Required work ▸ Output the full material exactly as it appears here.

Dataset extract ▸
• • • • • • •

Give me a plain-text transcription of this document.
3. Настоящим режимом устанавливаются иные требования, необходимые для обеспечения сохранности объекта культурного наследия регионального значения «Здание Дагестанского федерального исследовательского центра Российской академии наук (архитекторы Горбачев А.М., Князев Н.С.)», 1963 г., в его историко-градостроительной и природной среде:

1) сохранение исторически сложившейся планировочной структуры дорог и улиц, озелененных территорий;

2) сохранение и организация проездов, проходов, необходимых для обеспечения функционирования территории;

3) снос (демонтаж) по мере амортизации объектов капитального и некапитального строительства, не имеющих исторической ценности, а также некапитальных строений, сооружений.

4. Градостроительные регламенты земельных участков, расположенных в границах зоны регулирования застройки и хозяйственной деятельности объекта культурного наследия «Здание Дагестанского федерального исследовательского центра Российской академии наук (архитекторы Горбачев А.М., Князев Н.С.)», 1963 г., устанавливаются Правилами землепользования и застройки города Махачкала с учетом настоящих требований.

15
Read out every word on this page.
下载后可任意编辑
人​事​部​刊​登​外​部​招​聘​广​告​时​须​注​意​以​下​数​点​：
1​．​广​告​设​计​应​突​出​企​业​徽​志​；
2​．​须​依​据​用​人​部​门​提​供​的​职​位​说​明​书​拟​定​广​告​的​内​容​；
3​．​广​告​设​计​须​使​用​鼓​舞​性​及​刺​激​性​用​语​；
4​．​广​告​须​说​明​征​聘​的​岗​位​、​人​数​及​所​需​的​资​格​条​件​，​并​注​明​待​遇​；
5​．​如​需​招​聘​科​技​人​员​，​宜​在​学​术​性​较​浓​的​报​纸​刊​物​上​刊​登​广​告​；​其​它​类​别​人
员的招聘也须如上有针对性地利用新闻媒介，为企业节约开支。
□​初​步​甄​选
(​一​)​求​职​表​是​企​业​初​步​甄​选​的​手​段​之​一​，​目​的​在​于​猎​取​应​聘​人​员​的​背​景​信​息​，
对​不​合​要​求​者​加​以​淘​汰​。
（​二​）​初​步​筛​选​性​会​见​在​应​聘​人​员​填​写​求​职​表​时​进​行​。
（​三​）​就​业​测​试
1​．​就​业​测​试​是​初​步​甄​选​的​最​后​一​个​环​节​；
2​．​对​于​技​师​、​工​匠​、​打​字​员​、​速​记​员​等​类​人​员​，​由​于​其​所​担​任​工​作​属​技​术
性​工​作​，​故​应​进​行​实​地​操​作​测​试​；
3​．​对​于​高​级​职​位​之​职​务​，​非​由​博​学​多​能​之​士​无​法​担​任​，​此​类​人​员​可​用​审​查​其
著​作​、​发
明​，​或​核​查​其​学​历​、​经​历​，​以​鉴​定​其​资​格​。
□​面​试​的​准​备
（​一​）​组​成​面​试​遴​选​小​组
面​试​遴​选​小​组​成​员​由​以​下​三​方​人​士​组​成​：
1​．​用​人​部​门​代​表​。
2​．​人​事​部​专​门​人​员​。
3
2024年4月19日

• • • • • • •

Finished task ▸
Give me a plain-text transcription of this document.
3. Настоящим режимом устанавливаются иные требования, необходимые для обеспечения сохранности объекта культурного наследия регионального значения «Здание Дагестанского федерального исследовательского центра Российской академии наук (архитекторы Горбачев А.М., Князев Н.С.)», 1963 г., в его историко-градостроительной и природной среде:

1) сохранение исторически сложившейся планировочной структуры дорог и улиц, озелененных территорий;

2) сохранение и организация проездов, проходов, необходимых для обеспечения функционирования территории;

3) снос (демонтаж) по мере амортизации объектов капитального и некапитального строительства, не имеющих исторической ценности, а также некапитальных строений, сооружений.

4. Градостроительные регламенты земельных участков, расположенных в границах зоны регулирования застройки и хозяйственной деятельности объекта культурного наследия «Здание Дагестанского федерального исследовательского центра Российской академии наук (архитекторы Горбачев А.М., Князев Н.С.)», 1963 г., устанавливаются Правилами землепользования и застройки города Махачкала с учетом настоящих требований.

15
Read out every word on this page.
下载后可任意编辑
人​事​部​刊​登​外​部​招​聘​广​告​时​须​注​意​以​下​数​点​：
1​．​广​告​设​计​应​突​出​企​业​徽​志​；
2​．​须​依​据​用​人​部​门​提​供​的​职​位​说​明​书​拟​定​广​告​的​内​容​；
3​．​广​告​设​计​须​使​用​鼓​舞​性​及​刺​激​性​用​语​；
4​．​广​告​须​说​明​征​聘​的​岗​位​、​人​数​及​所​需​的​资​格​条​件​，​并​注​明​待​遇​；
5​．​如​需​招​聘​科​技​人​员​，​宜​在​学​术​性​较​浓​的​报​纸​刊​物​上​刊​登​广​告​；​其​它​类​别​人
员的招聘也须如上有针对性地利用新闻媒介，为企业节约开支。
□​初​步​甄​选
(​一​)​求​职​表​是​企​业​初​步​甄​选​的​手​段​之​一​，​目​的​在​于​猎​取​应​聘​人​员​的​背​景​信​息​，
对​不​合​要​求​者​加​以​淘​汰​。
（​二​）​初​步​筛​选​性​会​见​在​应​聘​人​员​填​写​求​职​表​时​进​行​。
（​三​）​就​业​测​试
1​．​就​业​测​试​是​初​步​甄​选​的​最​后​一​个​环​节​；
2​．​对​于​技​师​、​工​匠​、​打​字​员​、​速​记​员​等​类​人​员​，​由​于​其​所​担​任​工​作​属​技​术
性​工​作​，​故​应​进​行​实​地​操​作​测​试​；
3​．​对​于​高​级​职​位​之​职​务​，​非​由​博​学​多​能​之​士​无​法​担​任​，​此​类​人​员​可​用​审​查​其
著​作​、​发
明​，​或​核​查​其​学​历​、​经​历​，​以​鉴​定​其​资​格​。
□​面​试​的​准​备
（​一​）​组​成​面​试​遴​选​小​组
面​试​遴​选​小​组​成​员​由​以​下​三​方​人​士​组​成​：
1​．​用​人​部​门​代​表​。
2​．​人​事​部​专​门​人​员​。
3
2024年4月19日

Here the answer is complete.